Filter out everything except lines holding "that".

Records about charts and figures
---+---
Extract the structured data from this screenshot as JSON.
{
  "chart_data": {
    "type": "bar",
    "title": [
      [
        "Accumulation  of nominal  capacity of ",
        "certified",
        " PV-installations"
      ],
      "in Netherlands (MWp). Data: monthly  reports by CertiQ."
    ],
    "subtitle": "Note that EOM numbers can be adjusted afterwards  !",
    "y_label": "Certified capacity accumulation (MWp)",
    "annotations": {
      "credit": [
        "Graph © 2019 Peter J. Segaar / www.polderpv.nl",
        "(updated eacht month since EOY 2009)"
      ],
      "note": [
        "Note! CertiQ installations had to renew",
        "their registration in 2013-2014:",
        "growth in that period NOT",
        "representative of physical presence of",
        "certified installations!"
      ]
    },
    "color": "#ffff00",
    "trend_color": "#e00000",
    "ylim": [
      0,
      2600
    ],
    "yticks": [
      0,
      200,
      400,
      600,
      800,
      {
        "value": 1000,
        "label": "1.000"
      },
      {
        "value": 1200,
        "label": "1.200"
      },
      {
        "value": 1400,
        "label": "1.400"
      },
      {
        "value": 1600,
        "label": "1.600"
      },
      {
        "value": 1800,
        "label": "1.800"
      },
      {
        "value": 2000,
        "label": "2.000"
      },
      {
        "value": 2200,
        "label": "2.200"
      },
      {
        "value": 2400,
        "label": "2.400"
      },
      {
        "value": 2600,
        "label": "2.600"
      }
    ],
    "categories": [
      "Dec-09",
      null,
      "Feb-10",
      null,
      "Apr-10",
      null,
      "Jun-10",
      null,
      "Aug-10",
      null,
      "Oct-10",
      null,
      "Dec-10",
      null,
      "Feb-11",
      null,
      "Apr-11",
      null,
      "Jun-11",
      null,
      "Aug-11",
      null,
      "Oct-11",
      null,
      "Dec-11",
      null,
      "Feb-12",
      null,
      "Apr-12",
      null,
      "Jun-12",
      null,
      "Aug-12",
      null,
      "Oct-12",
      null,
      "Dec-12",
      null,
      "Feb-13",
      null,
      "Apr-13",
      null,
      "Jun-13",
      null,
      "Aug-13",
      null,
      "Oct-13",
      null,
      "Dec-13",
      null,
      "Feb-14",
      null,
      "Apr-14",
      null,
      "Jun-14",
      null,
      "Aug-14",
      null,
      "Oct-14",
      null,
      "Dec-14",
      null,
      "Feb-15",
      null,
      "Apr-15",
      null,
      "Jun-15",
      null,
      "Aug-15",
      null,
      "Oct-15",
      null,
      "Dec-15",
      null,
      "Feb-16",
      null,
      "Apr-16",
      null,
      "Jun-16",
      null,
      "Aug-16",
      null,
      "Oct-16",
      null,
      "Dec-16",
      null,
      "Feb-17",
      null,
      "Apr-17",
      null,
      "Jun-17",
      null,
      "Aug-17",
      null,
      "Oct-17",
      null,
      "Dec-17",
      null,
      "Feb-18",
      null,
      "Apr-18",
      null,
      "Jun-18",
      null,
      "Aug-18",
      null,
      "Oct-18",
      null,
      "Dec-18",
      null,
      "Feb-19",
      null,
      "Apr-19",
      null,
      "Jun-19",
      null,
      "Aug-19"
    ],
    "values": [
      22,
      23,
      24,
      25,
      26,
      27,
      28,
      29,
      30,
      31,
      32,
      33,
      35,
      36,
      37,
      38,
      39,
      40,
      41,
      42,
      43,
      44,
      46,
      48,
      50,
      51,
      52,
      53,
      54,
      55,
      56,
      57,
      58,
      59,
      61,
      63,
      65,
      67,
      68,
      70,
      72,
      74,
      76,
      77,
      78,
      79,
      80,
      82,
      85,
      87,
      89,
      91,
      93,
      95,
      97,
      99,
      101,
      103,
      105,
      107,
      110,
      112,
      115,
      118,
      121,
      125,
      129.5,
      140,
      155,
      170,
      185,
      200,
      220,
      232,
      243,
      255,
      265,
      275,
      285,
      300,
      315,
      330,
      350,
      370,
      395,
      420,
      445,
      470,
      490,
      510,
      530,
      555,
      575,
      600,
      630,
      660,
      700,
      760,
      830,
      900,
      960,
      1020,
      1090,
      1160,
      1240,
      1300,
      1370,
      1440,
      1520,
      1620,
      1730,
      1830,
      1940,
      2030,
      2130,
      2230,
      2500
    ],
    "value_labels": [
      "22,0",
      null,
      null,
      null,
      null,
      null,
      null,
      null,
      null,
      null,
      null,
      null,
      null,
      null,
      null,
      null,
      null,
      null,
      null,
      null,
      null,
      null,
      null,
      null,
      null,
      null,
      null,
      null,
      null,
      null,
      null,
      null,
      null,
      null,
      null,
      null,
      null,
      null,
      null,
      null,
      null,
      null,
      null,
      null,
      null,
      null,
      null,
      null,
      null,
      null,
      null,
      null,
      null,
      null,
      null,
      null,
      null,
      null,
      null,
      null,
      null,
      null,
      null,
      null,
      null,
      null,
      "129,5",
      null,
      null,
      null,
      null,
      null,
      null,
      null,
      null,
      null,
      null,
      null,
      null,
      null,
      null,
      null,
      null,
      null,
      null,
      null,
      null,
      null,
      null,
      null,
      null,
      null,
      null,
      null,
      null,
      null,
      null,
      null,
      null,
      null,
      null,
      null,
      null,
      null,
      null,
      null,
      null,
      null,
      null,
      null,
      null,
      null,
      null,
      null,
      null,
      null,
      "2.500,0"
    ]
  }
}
---+---
- **EXERCISE OUTPUT**
    "subtitle": "Note that EOM numbers can be adjusted afterwards  !",
        "growth in that period NOT",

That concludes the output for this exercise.